▸ **MATERIAL**
+++
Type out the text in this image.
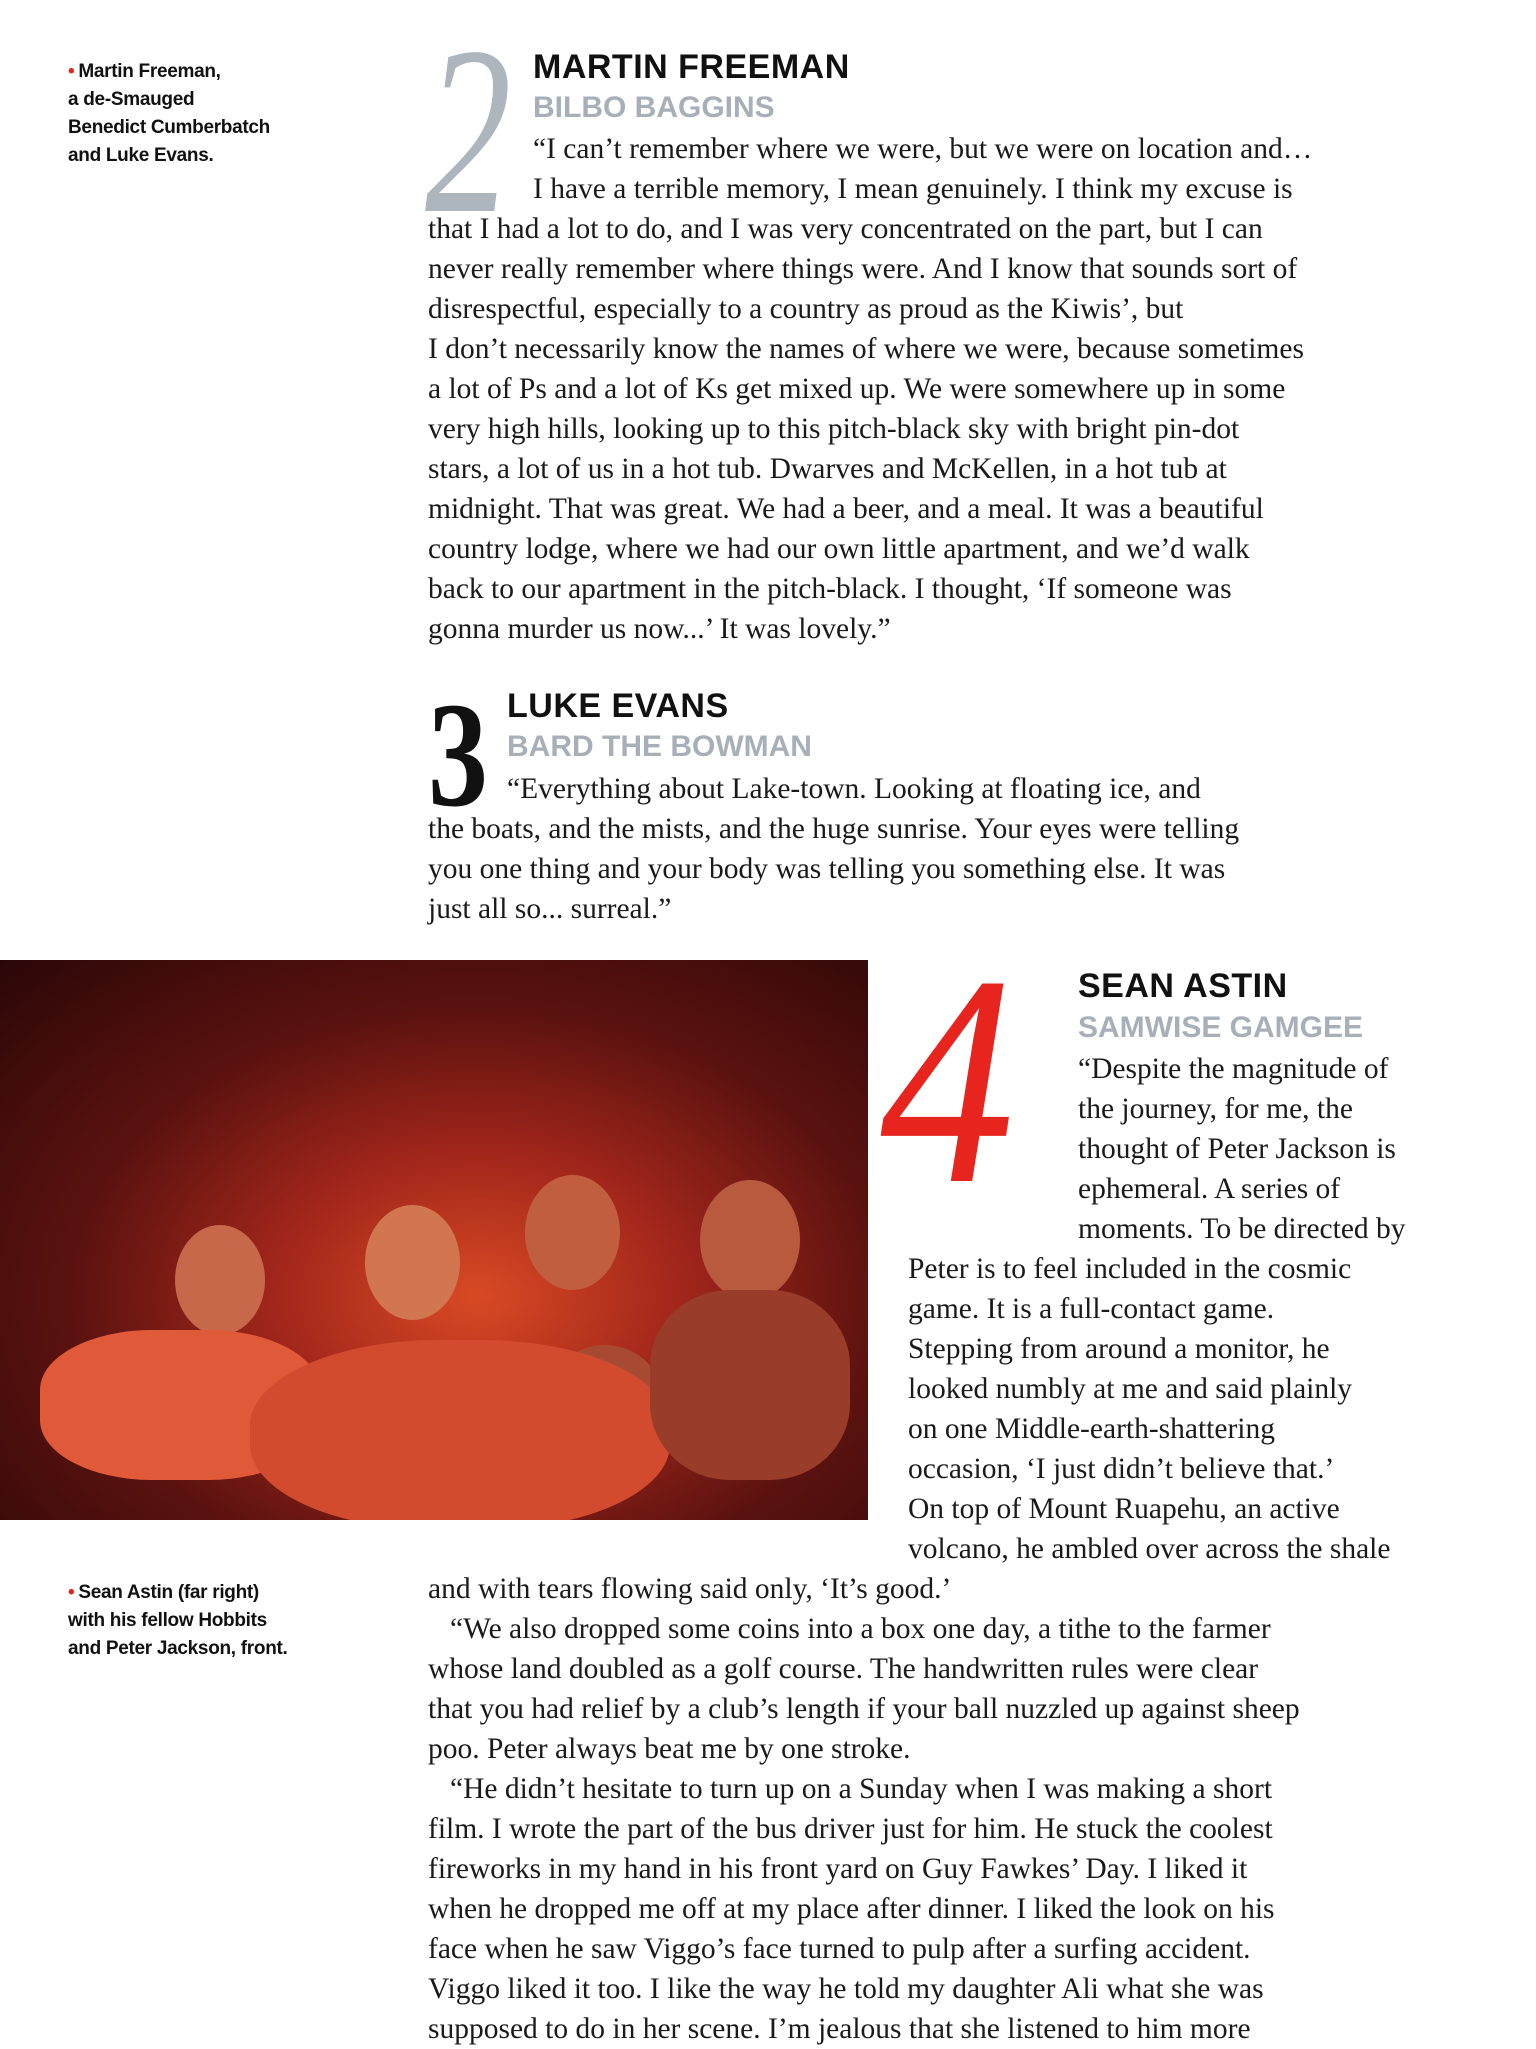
• Martin Freeman,
a de-Smauged
Benedict Cumberbatch
and Luke Evans. 2 MARTIN FREEMAN
BILBO BAGGINS

“I can’t remember where we were, but we were on location and…

I have a terrible memory, I mean genuinely. I think my excuse is

that I had a lot to do, and I was very concentrated on the part, but I can

never really remember where things were. And I know that sounds sort of

disrespectful, especially to a country as proud as the Kiwis’, but

I don’t necessarily know the names of where we were, because sometimes

a lot of Ps and a lot of Ks get mixed up. We were somewhere up in some

very high hills, looking up to this pitch-black sky with bright pin-dot

stars, a lot of us in a hot tub. Dwarves and McKellen, in a hot tub at

midnight. That was great. We had a beer, and a meal. It was a beautiful

country lodge, where we had our own little apartment, and we’d walk

back to our apartment in the pitch-black. I thought, ‘If someone was

gonna murder us now...’ It was lovely.”

3 LUKE EVANS
BARD THE BOWMAN
“Everything about Lake-town. Looking at floating ice, and

the boats, and the mists, and the huge sunrise. Your eyes were telling

you one thing and your body was telling you something else. It was

just all so... surreal.”

• Sean Astin (far right)
with his fellow Hobbits
and Peter Jackson, front.
4 SEAN ASTIN
SAMWISE GAMGEE

“Despite the magnitude of

the journey, for me, the

thought of Peter Jackson is

ephemeral. A series of

moments. To be directed by

Peter is to feel included in the cosmic

game. It is a full-contact game.

Stepping from around a monitor, he

looked numbly at me and said plainly

on one Middle-earth-shattering

occasion, ‘I just didn’t believe that.’

On top of Mount Ruapehu, an active

volcano, he ambled over across the shale

and with tears flowing said only, ‘It’s good.’

“We also dropped some coins into a box one day, a tithe to the farmer

whose land doubled as a golf course. The handwritten rules were clear

that you had relief by a club’s length if your ball nuzzled up against sheep

poo. Peter always beat me by one stroke.

“He didn’t hesitate to turn up on a Sunday when I was making a short

film. I wrote the part of the bus driver just for him. He stuck the coolest

fireworks in my hand in his front yard on Guy Fawkes’ Day. I liked it

when he dropped me off at my place after dinner. I liked the look on his

face when he saw Viggo’s face turned to pulp after a surfing accident.

Viggo liked it too. I like the way he told my daughter Ali what she was

supposed to do in her scene. I’m jealous that she listened to him more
+++
▸ **EXERCISE TASK**
Copy all lines from the data that hold the word "remember".

▸ **FINISHED EXERCISE**
“I can’t remember where we were, but we were on location and…
never really remember where things were. And I know that sounds sort of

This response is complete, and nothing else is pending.